*PROVIDED DATA:*
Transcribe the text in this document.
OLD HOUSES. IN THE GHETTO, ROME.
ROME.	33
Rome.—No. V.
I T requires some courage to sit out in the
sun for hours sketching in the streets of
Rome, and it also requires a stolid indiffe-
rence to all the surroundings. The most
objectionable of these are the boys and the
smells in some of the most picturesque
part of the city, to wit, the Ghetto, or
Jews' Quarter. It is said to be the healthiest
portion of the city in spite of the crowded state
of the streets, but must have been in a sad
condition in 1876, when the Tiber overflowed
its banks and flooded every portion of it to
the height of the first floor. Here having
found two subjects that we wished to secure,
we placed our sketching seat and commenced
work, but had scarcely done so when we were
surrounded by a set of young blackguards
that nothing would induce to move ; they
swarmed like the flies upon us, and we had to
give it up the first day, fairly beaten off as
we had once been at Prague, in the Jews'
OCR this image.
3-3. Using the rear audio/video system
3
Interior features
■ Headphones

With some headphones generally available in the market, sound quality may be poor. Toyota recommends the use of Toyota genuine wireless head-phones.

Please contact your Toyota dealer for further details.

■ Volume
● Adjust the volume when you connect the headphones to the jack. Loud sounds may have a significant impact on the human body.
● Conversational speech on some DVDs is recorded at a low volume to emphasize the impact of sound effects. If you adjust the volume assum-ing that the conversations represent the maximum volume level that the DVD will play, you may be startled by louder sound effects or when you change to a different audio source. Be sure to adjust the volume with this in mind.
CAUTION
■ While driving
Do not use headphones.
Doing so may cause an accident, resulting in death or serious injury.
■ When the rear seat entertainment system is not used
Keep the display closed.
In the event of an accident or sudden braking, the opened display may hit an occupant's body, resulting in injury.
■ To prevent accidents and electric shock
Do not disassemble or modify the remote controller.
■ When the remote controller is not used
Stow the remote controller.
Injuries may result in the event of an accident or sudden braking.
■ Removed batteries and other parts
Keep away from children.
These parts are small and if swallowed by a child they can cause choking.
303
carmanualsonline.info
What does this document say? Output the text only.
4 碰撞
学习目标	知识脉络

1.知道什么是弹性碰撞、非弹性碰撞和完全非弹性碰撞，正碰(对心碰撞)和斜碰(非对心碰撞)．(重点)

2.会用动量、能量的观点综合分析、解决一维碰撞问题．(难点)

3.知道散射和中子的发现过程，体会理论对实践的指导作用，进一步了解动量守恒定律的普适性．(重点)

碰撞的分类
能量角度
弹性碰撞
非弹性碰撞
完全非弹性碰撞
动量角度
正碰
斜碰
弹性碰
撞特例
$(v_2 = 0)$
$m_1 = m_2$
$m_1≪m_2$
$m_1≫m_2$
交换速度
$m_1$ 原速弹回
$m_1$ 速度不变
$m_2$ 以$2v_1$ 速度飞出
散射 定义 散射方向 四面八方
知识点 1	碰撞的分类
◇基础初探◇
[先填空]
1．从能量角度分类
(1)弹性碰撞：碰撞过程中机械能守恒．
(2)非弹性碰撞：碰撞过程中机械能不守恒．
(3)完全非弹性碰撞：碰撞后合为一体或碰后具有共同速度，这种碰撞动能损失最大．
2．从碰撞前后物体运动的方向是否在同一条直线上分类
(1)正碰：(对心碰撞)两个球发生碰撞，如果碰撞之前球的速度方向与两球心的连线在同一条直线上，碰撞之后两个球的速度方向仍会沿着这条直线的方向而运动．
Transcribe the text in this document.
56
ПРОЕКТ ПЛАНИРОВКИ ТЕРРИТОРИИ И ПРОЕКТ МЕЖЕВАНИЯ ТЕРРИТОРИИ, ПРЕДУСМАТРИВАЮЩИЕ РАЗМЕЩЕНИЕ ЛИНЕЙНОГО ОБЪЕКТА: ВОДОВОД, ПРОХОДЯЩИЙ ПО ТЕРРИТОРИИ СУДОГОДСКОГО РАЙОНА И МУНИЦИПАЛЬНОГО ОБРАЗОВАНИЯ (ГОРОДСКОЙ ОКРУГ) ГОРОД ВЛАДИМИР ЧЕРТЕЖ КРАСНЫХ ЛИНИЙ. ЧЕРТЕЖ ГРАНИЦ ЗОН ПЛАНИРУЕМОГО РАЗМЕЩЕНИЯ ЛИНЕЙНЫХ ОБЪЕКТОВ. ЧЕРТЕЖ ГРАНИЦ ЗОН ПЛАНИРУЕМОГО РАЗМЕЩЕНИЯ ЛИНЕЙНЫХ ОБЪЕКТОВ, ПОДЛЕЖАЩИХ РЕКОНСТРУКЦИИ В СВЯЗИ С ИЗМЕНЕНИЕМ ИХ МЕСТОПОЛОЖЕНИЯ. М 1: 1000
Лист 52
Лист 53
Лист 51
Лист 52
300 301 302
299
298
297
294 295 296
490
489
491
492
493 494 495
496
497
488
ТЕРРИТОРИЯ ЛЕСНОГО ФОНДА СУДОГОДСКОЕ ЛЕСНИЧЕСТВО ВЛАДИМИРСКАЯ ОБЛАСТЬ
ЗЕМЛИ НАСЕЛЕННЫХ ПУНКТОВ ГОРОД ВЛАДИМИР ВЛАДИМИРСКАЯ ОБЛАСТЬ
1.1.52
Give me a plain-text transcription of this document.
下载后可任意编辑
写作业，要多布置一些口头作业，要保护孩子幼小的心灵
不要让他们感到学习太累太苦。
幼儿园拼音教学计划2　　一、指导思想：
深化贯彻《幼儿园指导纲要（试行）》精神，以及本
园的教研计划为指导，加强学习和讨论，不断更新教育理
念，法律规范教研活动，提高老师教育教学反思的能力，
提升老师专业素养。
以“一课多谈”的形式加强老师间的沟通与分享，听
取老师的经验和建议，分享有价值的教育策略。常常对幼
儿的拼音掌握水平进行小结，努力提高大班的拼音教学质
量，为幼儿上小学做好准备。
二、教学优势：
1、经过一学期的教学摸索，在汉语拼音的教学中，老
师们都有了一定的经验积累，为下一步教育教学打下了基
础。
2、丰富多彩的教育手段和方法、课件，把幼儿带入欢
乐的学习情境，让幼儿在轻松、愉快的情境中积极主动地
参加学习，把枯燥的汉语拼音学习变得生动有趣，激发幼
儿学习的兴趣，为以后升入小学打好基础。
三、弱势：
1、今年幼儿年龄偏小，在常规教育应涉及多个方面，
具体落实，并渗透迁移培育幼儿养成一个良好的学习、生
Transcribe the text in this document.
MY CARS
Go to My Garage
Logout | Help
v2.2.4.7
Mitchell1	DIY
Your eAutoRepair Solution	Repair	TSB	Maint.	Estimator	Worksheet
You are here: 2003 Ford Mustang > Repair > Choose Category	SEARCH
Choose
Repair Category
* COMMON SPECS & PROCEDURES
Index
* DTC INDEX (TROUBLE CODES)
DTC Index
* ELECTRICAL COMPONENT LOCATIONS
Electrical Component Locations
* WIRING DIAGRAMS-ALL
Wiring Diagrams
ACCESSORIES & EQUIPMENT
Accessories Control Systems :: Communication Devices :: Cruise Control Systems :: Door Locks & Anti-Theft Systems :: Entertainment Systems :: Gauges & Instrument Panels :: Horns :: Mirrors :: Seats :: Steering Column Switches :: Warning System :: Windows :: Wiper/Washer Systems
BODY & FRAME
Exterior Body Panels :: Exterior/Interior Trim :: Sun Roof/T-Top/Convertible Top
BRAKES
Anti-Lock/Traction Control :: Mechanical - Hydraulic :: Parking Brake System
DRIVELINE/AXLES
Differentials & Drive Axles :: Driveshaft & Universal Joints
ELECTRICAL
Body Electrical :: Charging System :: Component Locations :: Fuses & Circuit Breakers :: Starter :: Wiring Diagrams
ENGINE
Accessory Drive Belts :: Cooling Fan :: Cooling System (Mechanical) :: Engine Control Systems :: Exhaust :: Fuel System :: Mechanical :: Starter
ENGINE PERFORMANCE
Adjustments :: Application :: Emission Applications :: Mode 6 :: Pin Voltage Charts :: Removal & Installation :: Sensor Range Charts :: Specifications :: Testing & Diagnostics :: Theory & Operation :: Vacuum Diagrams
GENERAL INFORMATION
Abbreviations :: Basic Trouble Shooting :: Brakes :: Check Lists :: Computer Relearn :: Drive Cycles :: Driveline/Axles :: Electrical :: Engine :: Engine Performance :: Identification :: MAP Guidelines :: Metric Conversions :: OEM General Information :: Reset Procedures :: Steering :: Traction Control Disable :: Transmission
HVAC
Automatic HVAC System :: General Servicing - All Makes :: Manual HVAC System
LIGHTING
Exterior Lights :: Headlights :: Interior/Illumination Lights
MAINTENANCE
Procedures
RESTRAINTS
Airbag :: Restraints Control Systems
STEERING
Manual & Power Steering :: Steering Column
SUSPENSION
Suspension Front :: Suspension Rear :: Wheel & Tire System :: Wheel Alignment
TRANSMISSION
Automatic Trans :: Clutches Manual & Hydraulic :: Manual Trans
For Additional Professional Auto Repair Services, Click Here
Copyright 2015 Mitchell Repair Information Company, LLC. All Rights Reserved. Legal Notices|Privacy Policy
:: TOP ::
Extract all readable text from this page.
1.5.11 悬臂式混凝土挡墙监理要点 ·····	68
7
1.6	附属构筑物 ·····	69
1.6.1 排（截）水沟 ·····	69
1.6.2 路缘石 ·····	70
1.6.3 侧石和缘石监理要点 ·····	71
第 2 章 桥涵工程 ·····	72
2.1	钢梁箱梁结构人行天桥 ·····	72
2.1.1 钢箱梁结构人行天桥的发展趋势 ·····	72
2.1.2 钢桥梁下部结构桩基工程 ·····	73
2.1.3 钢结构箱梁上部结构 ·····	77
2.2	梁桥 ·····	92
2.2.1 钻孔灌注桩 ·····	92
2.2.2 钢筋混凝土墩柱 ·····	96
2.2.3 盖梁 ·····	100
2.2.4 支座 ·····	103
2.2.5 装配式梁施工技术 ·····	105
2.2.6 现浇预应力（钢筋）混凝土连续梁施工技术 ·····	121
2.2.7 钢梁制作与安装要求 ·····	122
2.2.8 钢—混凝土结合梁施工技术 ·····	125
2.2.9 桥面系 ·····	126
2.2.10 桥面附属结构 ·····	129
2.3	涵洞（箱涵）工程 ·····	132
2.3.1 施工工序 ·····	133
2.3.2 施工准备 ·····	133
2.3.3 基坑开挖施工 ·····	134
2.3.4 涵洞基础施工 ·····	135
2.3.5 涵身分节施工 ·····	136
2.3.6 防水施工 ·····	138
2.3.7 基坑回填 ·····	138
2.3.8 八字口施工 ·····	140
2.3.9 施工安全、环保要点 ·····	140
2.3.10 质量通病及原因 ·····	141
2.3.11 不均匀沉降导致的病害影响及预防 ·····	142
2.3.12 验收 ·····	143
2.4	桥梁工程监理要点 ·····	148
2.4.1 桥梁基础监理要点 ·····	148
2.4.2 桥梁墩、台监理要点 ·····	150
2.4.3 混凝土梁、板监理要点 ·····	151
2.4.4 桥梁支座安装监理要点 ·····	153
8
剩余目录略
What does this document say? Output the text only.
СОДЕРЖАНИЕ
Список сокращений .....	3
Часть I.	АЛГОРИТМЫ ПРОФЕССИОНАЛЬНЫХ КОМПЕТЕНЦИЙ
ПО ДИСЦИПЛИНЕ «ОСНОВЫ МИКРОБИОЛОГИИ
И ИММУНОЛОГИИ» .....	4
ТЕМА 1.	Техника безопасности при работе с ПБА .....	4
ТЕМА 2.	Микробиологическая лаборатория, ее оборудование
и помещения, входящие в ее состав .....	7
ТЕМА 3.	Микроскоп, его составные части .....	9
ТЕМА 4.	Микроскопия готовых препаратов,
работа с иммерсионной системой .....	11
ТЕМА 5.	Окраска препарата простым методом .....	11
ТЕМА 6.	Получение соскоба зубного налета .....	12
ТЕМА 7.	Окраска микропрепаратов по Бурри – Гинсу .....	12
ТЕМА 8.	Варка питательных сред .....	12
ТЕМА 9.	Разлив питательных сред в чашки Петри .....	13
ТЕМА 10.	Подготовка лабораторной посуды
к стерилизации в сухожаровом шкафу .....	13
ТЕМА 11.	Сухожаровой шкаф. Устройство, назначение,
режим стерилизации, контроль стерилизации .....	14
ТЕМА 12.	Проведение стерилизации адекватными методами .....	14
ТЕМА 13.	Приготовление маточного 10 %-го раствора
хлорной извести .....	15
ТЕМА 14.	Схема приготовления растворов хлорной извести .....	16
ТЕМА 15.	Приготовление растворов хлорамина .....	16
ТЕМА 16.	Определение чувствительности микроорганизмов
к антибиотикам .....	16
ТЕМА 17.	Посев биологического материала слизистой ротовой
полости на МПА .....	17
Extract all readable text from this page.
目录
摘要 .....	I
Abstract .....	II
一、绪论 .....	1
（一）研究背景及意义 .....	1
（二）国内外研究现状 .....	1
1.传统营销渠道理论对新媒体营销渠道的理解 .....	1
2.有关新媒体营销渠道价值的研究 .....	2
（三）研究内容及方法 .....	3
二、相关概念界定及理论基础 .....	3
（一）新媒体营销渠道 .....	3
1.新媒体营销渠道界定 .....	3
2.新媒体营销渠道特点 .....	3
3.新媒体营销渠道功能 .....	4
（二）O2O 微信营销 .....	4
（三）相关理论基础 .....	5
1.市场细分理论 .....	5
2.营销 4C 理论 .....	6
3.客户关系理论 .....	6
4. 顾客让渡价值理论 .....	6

*WRITTEN INSTRUCTION:*
From the records above, report the count of lines containing "Panels" and nothing more.

*TASK RESPONSE:*
2